Robert Edsel's Blog

Posts Tagged ‘Rutgers University’

MARKING PROGRESS: THE MISSION OF THE MONUMENTS MEN FOUNDATION

April 19th, 2010 | 4:41 pm

James A Leach (Photo Courtesy of NEH)

One sure sign of demonstrable progress is the ongoing public recognition by key government officials of our efforts to recognize and preserve the legacy of the Monuments Men.  Last week the recently appointed Chairman of the National Endowment for the Humanities, a great friend and supporter of the Monuments Men Foundation, Jim Leach, spoke at a conference on cultural heritage at Rutgers University in New Brunswick, New Jersey.  One key aspect of his speech concerned the work of the Monuments Men and the role of the Foundation in making their story broadly visible.  Below is an excerpt of that portion of his remarks.  Those wishing to read the full text of his speech may do so by clicking on the following link: http://www.neh.gov/whoweare/speeches/04102010.html

As preservationists know, one of the most respectful cultural moments in our history came at a signal moment at the end of World War II when a small cadre of American military officers came to be cultural heroes. Subsequently dubbed the “Monuments Men,” they led in cataloguing and returning works of looted art from Nazi hands to countries of origin. It is only in the last dozen years or so that historians and filmmakers—one supported by the NEH—have begun to bring perspective to the unprecedented displacement of cultural artifacts that the Second World War precipitated. Unlike other nations that have too frequently absconded with art treasures as booty of war, the American military wisely recognized that cultural objects belonged to original owners rather than conquering armies. It would have been a public insult of unpardonable dimension to have taken a culturally punitive tack.

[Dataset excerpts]

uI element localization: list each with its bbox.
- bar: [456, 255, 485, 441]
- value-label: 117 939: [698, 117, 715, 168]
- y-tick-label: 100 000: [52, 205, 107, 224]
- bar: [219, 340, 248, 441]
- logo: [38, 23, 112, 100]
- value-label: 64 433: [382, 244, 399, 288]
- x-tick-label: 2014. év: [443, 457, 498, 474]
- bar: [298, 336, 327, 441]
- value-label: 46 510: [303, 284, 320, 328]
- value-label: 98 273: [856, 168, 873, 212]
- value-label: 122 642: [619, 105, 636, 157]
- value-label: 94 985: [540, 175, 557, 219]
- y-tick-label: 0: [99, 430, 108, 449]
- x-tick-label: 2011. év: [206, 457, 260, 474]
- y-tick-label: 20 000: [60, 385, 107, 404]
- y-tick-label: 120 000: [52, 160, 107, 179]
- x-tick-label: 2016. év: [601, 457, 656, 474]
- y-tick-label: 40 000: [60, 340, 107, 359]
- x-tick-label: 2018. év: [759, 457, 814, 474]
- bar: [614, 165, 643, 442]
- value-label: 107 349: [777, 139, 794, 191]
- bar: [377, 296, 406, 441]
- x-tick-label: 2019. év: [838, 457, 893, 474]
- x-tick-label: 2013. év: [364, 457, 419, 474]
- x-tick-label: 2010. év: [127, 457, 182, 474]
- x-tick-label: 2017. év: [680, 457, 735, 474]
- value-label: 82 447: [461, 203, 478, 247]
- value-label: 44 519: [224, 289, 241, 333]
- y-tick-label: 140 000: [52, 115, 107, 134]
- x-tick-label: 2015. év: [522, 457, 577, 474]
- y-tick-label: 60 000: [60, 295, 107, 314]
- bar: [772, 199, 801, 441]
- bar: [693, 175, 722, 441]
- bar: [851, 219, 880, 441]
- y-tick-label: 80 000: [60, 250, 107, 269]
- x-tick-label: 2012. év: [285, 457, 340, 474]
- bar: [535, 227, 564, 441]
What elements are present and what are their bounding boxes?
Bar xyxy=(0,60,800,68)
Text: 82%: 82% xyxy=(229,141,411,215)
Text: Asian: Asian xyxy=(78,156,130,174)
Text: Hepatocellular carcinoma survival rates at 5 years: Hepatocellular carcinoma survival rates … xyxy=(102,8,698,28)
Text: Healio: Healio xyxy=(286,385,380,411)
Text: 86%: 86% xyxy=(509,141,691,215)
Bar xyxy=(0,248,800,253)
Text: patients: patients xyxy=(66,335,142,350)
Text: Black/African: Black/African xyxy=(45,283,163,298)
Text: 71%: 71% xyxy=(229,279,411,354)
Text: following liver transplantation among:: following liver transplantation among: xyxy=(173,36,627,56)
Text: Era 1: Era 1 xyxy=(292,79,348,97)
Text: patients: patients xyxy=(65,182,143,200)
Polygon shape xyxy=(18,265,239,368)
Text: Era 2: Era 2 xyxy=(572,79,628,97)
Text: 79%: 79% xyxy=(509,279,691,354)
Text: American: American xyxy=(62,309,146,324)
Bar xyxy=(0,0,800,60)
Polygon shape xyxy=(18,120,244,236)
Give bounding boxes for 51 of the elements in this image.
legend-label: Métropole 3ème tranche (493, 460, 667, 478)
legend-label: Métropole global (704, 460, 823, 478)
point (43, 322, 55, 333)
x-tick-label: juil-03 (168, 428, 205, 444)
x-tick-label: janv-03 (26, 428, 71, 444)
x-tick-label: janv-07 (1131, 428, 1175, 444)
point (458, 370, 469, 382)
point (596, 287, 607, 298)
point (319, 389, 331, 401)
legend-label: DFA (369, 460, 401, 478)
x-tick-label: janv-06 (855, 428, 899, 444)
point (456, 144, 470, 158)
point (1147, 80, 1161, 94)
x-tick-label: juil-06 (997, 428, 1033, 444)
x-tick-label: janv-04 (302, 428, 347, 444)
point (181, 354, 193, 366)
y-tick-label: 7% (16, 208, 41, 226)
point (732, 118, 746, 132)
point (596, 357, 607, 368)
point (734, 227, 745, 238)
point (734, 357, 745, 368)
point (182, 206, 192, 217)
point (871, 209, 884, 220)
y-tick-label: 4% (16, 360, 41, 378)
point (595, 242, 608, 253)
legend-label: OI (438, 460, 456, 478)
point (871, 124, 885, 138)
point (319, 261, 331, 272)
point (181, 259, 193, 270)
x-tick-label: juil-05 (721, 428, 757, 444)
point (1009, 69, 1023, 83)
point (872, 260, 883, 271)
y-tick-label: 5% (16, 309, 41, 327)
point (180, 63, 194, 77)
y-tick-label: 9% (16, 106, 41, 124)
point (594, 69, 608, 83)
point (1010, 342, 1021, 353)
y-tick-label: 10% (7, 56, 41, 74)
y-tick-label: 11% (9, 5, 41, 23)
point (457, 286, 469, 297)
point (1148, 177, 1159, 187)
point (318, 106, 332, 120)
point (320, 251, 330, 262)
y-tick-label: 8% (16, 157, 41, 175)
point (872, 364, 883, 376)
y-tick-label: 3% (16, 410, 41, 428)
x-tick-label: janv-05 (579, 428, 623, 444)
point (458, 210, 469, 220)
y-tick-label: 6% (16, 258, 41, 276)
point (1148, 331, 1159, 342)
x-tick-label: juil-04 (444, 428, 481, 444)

# [WHAT TO WORK ON]
- 1) Duplicate the blog post on the Monuments Men, everything from "Robert Edsel's Blog" down to "Courtesy of NEH)".
- 2) Pick up the blog post on the Monuments Men after its final sentence and continue it.

# [ACTIVITY ANSWERS]
- 1)
Robert Edsel's Blog

Posts Tagged ‘Rutgers University’

MARKING PROGRESS: THE MISSION OF THE MONUMENTS MEN FOUNDATION

April 19th, 2010 | 4:41 pm

James A Leach (Photo Courtesy of NEH)

- 2)
As chairman of a House Committee with jurisdiction over banking matters, I held four years of hearings in the mid-1990s on the greatest mass theft in history, a subject which for decades had been historically slighted because Nazi avarice was so overwhelmed by its accompaniment with the greatest mass murder in history. What we unearthed in stories of victims and from perspectives applied by historians and philosophers to the shadowy corners of the Holocaust where greed reined was an axiom about the nature of evil: The genesis of evil may begin with perpetrators of violence and injustice, but complicity too frequently lies beyond the perpetrator with those who cloak themselves in the legitimacy of private business and genteel society. Indifferent to the most unpardonable ramifications of human prejudice, many of the seemingly best and brightest in civilization’s most advanced cultures manipulated with little compunction manifestly oppressive circumstances in furtherance of self-interest.

Our Congressional hearings helped galvanize many European parliaments to hold comparable reviews and led to an international conference which I chaired at the State Department on Holocaust era displacement of art. These hearings and the art conference, as well as the work of an extraordinary Under Secretary of State, Stuart Eizenstat, sparked increased attention not only to the war-time role of international banks and insurance companies where symbolic additional victim compensation packages were developed, but led to the drawing up of new national and international art provenance standards for museums.